■ Written task ■
Count every line that includes the string "structured" in the entries that follow. Nothing besides the number is needed.

■ Entries supplied ■
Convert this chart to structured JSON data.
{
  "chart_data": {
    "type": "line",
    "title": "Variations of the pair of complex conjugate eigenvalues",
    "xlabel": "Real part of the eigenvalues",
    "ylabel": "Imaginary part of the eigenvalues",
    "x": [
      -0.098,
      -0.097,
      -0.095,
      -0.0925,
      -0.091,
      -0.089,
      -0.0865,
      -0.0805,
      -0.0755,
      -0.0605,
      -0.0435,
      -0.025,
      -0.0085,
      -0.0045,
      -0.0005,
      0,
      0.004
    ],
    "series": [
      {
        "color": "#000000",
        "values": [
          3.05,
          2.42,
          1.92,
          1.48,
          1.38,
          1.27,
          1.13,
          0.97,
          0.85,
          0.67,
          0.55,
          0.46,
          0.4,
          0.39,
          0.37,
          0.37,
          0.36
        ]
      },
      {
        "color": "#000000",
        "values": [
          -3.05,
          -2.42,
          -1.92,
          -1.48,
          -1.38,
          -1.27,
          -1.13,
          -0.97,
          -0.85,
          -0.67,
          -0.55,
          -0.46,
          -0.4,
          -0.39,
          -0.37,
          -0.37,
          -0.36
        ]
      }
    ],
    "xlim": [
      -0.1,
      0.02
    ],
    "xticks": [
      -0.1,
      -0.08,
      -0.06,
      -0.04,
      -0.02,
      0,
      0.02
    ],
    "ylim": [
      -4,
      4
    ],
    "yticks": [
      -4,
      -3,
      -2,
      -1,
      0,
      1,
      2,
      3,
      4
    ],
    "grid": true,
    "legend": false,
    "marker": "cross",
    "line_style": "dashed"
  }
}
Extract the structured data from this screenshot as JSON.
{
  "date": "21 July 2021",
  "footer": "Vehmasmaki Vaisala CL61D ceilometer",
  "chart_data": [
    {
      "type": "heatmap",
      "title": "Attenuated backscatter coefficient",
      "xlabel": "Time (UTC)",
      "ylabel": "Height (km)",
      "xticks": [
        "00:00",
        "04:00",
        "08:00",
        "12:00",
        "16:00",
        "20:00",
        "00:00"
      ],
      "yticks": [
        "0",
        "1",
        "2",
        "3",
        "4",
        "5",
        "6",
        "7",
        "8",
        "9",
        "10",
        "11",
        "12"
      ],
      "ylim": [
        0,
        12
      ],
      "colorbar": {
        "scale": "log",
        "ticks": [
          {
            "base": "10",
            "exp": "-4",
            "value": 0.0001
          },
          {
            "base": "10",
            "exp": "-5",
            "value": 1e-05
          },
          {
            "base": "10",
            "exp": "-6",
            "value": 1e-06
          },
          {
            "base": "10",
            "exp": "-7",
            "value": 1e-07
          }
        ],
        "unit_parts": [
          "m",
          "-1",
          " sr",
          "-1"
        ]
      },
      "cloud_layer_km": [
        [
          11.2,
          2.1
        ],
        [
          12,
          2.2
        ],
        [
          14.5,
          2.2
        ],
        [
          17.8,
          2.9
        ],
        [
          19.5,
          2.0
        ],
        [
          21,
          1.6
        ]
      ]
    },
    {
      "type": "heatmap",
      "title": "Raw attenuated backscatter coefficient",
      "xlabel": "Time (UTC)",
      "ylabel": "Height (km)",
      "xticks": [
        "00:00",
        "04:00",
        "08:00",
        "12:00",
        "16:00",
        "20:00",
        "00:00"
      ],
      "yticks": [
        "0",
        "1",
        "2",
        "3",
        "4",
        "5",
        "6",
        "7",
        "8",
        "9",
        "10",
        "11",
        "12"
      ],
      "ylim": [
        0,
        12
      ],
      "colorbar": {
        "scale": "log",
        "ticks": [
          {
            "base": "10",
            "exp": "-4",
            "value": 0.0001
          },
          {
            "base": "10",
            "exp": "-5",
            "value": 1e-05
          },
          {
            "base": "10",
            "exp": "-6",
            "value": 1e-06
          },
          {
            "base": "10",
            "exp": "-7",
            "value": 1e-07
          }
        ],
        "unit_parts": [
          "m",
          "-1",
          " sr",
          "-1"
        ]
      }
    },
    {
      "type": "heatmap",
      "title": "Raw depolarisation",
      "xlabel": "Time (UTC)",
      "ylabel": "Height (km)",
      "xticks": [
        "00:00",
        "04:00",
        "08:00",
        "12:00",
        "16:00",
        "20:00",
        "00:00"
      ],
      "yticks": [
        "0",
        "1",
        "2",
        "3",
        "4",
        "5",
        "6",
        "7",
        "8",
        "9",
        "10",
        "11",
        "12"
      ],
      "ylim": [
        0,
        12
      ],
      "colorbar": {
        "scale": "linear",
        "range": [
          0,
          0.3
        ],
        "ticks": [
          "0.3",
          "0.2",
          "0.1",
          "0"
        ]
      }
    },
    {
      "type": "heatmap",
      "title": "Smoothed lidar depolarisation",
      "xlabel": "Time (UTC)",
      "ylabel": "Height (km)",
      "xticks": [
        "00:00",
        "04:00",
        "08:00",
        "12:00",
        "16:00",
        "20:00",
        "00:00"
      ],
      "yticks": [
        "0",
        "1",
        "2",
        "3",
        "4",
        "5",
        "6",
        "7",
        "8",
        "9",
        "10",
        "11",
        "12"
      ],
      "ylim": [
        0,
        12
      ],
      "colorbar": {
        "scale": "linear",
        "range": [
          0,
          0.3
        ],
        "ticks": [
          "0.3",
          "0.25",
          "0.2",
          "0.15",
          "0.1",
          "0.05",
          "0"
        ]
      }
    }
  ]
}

■ Result ■
2